**LA NOTICIA**.
Mató a su esposa degollándola con un cuchillo de cocina y luego huyó con su hija pequeña; la policía lo ubicó y capturó
Un ataque de furia terminó en feminicidio. Un hombre asesinó a su pareja cortándole el cuello, la dejó tirada desangrándose y huyó con su hija de tres años. Fue capturado horas después; la menor fue rescatada con vida.
La mató sin piedad y se fue
Le cortó el cuello sin titubear. La vio desangrarse en el piso de su propia casa y la dejó morir. Luego tomó a su hija de tres años, la subió a un carro y huyó. Así terminó la vida de Yuliana Martínez, asesinada por el hombre con el que compartía hogar, en un hecho brutal que dejó a una familia rota y a un barrio entero en shock.
El crimen ocurrió dentro de una vivienda del barrio San José, en el municipio de Sahagún, Córdoba. No fue un ataque externo. Fue violencia doméstica llevada al extremo. El agresor, identificado como Yosman Herazo, atacó a su pareja sentimental con un cuchillo de cocina en medio de una discusión que se salió de control.
Gritos que nadie detuvo
Los vecinos escucharon los gritos. Escucharon la pelea. Escucharon a Yuliana pedir ayuda. Pero nadie imaginó que dentro de esa casa una mujer estaba apunto de ser asesinada. Pensaron que se trataba de una discusión más, hasta que el ruido cesó de manera abrupta.
Ese silencio fue la señal de que ya era tarde. Dentro de la vivienda, Yuliana yacía en el suelo, con una herida profunda en el cuello y sin signos vitales. La sangre marcaba el recorrido del ataque y confirmaba la violencia con la que fue ejecutado el crimen.

**DATOS ENTREGADOS**.

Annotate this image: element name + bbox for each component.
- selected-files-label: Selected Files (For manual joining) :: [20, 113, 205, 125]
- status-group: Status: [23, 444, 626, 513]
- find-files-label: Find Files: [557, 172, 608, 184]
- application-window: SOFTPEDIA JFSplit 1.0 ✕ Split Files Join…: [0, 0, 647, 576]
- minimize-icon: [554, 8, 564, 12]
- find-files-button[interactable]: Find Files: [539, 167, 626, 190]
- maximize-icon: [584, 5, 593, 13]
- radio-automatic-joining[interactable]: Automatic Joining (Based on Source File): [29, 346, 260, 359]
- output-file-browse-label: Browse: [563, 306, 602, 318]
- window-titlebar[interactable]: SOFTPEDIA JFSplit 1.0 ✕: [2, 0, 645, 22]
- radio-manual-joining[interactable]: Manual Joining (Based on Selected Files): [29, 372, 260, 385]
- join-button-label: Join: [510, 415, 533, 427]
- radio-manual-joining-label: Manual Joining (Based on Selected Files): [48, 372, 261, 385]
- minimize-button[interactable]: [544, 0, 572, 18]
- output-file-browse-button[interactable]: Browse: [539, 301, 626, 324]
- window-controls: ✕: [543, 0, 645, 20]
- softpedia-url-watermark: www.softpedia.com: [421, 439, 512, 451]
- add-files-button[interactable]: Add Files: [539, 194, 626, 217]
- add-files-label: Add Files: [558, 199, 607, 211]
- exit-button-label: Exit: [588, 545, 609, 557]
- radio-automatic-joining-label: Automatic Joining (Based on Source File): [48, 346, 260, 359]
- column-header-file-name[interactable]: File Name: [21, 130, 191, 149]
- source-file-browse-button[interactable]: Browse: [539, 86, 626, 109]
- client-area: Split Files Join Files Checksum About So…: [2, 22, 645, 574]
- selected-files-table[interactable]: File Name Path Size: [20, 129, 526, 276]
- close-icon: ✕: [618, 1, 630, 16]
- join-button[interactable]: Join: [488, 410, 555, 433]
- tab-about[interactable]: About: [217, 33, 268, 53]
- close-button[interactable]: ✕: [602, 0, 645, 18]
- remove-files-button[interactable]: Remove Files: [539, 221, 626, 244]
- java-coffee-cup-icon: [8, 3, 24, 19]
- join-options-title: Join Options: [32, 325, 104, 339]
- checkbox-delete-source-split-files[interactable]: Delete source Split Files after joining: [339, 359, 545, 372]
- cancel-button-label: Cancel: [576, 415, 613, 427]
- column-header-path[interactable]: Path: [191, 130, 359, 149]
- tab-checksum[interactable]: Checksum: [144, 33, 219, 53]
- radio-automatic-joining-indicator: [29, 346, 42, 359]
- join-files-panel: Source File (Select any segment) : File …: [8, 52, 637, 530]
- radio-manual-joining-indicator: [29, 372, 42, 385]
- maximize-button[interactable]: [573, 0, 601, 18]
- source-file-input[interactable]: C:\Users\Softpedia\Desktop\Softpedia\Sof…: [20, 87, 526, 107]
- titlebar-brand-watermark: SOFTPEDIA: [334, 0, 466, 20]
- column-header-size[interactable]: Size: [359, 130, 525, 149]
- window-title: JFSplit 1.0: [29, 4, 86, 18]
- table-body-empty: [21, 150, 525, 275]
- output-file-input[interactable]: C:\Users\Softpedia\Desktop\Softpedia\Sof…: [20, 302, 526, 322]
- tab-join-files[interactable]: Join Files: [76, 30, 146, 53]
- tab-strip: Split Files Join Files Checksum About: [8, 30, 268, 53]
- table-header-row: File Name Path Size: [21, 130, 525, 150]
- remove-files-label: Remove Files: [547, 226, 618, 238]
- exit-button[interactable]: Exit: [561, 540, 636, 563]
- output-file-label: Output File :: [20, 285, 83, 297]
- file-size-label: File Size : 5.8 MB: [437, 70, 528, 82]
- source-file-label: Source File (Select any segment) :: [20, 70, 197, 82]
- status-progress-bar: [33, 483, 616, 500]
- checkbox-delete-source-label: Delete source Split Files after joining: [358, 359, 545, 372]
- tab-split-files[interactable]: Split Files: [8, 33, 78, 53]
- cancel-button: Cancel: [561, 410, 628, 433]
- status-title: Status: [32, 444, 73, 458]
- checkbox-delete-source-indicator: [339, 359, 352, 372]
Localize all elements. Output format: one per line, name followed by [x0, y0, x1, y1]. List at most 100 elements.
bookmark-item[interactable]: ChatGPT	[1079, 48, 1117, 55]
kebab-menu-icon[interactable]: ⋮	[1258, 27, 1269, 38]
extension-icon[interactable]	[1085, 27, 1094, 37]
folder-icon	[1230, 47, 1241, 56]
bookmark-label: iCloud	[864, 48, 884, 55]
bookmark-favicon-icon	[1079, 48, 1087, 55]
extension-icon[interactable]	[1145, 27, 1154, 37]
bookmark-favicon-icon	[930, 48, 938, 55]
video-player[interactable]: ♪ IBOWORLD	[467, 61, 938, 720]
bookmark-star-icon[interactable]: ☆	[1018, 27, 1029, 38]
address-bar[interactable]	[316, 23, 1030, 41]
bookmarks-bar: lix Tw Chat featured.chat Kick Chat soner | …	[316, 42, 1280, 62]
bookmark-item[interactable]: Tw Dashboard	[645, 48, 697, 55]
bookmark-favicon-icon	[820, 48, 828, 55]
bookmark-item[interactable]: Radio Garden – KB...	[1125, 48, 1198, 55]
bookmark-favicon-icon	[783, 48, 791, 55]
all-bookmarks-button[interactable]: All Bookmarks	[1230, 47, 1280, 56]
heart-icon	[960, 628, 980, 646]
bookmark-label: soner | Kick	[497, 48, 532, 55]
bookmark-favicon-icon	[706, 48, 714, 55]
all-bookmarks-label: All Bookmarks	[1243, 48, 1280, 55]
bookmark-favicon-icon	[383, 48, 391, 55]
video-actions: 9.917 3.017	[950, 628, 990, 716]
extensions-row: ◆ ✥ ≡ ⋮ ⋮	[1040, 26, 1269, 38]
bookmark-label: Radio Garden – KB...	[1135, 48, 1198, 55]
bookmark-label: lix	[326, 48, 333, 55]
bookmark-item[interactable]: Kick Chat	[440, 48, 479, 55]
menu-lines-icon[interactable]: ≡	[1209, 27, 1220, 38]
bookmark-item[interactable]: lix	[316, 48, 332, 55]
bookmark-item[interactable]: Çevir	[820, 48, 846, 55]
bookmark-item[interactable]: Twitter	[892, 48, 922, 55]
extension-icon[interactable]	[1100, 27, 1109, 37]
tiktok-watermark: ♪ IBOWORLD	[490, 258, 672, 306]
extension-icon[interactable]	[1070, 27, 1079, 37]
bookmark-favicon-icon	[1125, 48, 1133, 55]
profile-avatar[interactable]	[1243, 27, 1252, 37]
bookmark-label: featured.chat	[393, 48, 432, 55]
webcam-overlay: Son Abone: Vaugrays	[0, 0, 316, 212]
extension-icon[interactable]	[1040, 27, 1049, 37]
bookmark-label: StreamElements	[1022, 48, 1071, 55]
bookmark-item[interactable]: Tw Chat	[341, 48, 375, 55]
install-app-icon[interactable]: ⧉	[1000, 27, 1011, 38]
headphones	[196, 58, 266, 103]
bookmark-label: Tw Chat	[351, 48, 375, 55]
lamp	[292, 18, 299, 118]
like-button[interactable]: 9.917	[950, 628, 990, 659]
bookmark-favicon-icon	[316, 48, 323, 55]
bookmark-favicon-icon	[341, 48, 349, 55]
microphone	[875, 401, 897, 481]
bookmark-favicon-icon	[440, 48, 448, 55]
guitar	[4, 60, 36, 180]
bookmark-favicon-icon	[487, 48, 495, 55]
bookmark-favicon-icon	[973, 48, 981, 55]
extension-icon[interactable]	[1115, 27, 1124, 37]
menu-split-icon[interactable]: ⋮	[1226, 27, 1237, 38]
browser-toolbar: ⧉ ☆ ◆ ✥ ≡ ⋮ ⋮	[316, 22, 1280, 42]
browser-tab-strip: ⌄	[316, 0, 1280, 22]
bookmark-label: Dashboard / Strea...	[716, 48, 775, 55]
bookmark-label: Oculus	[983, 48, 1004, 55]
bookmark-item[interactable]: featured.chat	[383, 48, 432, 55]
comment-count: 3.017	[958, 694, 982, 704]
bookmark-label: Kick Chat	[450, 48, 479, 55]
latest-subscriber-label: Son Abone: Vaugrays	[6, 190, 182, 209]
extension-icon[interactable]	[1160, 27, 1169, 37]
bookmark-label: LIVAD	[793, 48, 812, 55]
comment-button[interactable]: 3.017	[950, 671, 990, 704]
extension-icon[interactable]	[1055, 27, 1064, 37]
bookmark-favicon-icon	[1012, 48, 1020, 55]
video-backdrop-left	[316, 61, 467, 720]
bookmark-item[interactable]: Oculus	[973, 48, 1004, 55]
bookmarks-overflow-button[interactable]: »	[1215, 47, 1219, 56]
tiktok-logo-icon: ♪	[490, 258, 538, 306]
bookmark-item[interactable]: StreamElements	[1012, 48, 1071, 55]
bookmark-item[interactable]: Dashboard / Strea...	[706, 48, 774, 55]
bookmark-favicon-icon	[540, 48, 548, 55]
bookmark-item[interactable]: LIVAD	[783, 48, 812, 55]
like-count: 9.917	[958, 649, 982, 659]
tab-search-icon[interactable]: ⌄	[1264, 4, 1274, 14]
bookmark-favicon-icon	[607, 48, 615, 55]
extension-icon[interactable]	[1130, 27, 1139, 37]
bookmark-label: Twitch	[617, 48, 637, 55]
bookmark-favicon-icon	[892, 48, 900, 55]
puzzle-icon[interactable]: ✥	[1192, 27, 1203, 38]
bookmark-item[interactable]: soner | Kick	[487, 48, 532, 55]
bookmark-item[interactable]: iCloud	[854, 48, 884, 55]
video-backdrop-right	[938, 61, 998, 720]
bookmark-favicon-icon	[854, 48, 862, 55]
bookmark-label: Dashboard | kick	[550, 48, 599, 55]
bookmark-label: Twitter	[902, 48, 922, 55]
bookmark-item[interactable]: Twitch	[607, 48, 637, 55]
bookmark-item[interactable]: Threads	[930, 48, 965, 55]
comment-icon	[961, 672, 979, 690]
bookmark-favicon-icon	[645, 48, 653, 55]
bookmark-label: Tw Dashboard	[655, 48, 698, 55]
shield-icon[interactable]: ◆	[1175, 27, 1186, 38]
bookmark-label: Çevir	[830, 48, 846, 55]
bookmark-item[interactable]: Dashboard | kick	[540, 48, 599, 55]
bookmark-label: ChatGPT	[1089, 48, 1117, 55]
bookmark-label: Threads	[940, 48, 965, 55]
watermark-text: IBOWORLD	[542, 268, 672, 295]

**PREGUNTAS**.
• a. Pasa al inglés esta oración de la noticia: «El crimen ocurrió dentro de una vivienda del barrio San José, en el municipio de Sahagún, Córdoba.»
• b. Copia de la noticia el trozo que va entre "Mató a su esposa" y "rescatada con vida.", ambos incluidos.
Los datos son material aparte y no tienen que ver con la noticia.

**RESPUESTAS POR TAREA**.
• a. The crime took place inside a house in the San José neighborhood, in the municipality of Sahagún, Córdoba.

• b.
Mató a su esposa degollándola con un cuchillo de cocina y luego huyó con su hija pequeña; la policía lo ubicó y capturó
Un ataque de furia terminó en feminicidio. Un hombre asesinó a su pareja cortándole el cuello, la dejó tirada desangrándose y huyó con su hija de tres años. Fue capturado horas después; la menor fue rescatada con vida.